_What is needed_:
Where a line in the listing below contains the word "ABCD", copy that line.

_Data for this task_:
------------------------------------------------------------------------
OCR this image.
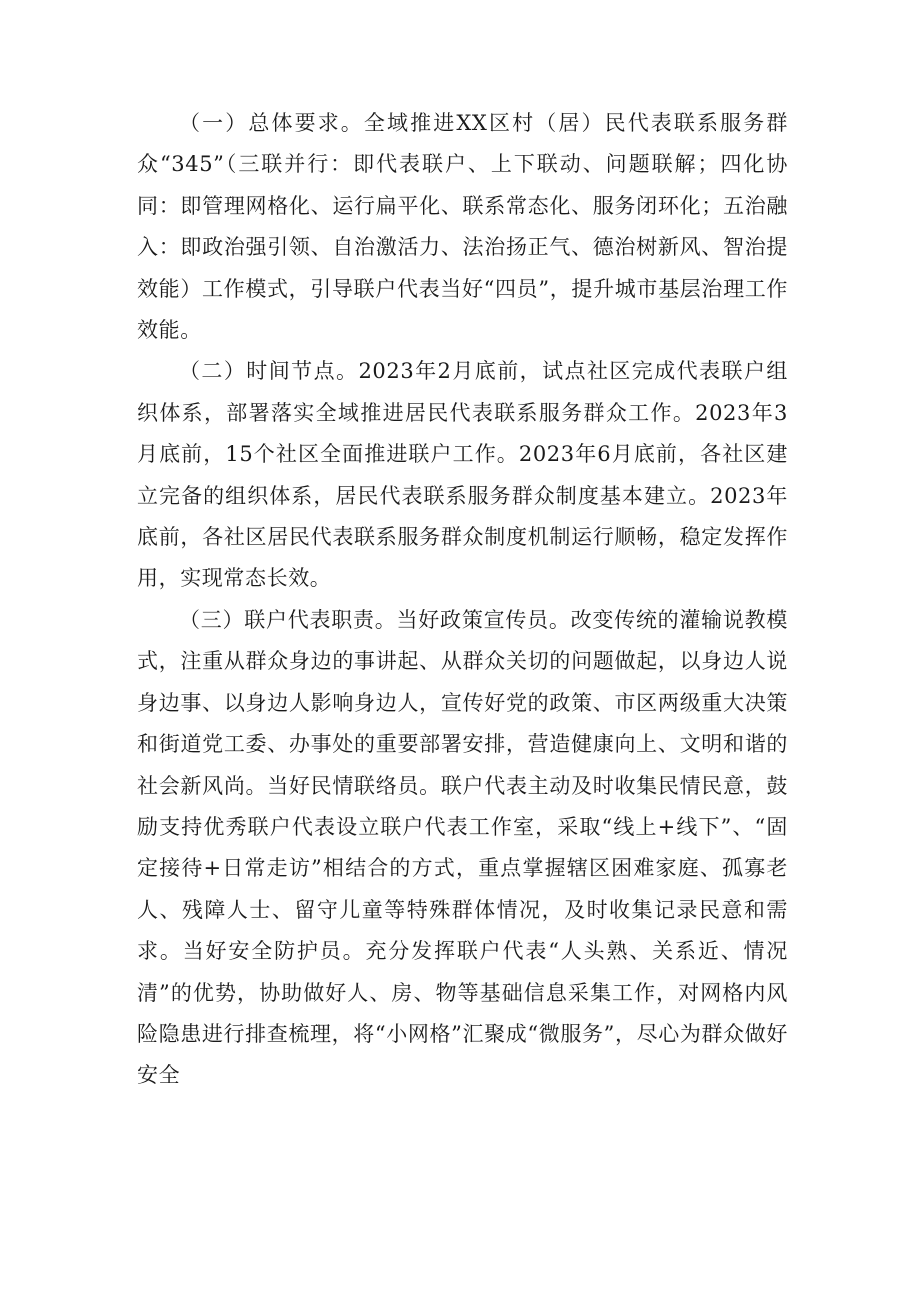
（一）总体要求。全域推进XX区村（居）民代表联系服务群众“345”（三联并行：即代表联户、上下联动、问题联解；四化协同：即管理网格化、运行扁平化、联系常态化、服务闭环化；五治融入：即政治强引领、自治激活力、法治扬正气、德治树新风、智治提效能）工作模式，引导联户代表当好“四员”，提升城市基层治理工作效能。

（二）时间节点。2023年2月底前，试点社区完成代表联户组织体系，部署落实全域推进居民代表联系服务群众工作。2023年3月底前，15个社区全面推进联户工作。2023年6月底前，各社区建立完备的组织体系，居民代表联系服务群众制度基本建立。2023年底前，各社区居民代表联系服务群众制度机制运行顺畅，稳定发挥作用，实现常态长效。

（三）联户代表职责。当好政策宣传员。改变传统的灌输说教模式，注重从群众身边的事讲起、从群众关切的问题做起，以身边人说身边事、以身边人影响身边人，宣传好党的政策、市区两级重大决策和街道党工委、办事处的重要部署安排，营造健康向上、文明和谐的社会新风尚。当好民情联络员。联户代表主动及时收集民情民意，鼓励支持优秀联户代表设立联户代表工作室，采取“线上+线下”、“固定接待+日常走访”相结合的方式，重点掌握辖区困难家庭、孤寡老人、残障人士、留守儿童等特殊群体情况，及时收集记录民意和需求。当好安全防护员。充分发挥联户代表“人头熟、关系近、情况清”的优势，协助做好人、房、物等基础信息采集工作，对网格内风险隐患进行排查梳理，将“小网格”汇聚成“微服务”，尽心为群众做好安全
------------------------------------------------------------------------
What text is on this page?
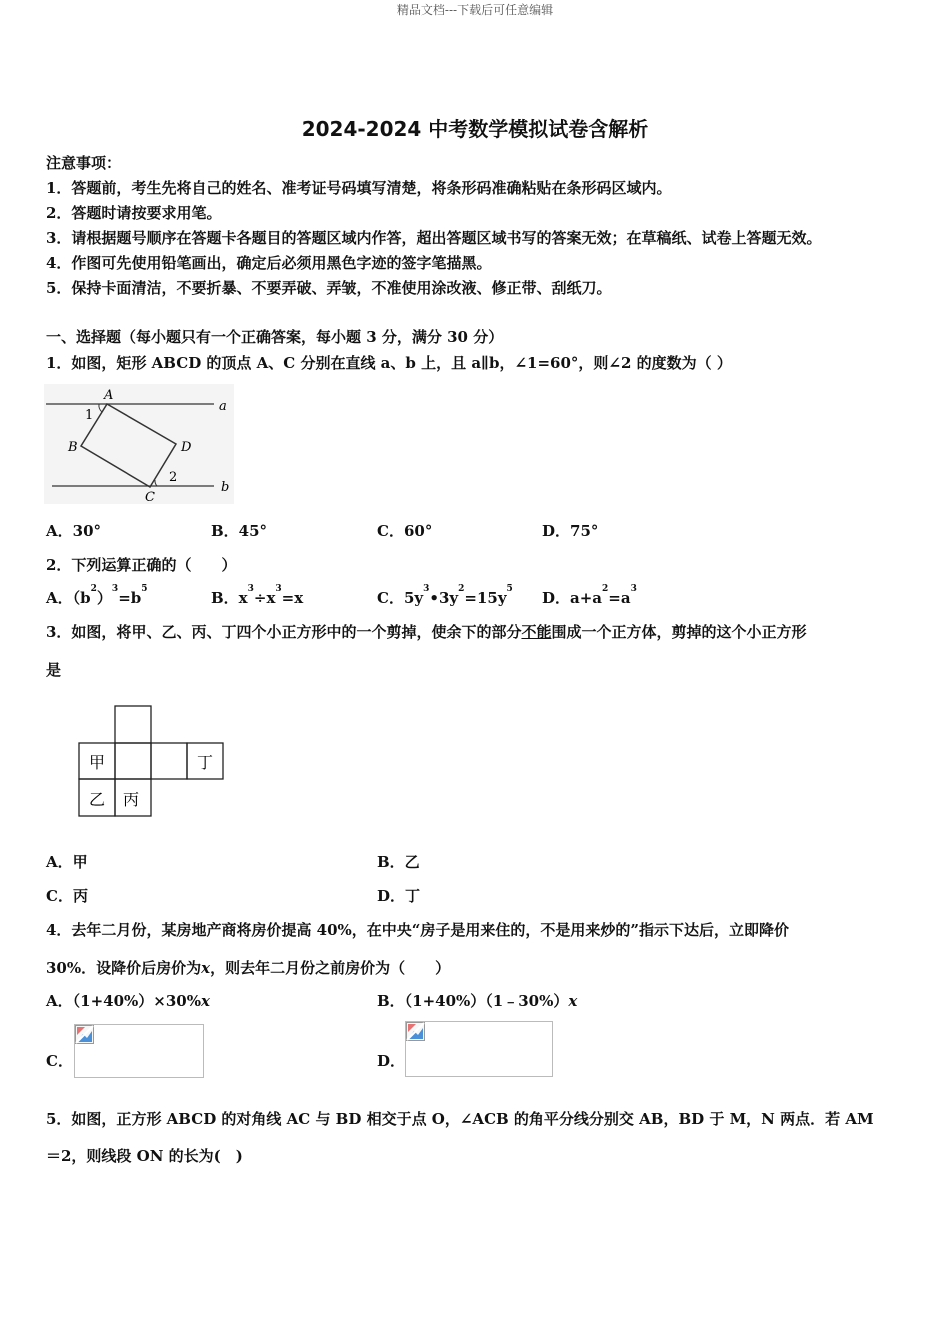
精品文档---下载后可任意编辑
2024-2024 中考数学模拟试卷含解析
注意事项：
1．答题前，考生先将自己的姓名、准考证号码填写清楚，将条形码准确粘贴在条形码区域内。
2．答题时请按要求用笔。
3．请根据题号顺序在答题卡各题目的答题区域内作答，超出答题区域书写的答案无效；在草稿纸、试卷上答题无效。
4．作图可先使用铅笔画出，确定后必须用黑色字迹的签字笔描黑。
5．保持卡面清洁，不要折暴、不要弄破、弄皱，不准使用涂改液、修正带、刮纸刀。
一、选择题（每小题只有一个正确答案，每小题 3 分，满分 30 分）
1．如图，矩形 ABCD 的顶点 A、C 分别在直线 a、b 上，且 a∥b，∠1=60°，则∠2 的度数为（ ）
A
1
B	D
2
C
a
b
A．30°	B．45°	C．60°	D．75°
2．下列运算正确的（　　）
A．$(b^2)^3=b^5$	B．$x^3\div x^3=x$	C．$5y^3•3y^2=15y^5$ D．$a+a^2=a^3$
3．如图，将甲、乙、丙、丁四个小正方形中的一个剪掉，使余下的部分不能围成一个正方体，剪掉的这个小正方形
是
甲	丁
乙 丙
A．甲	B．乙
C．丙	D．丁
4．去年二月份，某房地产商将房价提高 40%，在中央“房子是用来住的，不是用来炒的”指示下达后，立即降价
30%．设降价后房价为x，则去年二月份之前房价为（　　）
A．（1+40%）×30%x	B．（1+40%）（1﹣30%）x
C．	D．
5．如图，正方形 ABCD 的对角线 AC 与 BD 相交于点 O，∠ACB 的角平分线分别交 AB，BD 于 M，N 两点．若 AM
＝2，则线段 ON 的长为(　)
------------------------------------------------------------------------
_Answer for the task_:
1．如图，矩形 ABCD 的顶点 A、C 分别在直线 a、b 上，且 a∥b，∠1=60°，则∠2 的度数为（ ）
5．如图，正方形 ABCD 的对角线 AC 与 BD 相交于点 O，∠ACB 的角平分线分别交 AB，BD 于 M，N 两点．若 AM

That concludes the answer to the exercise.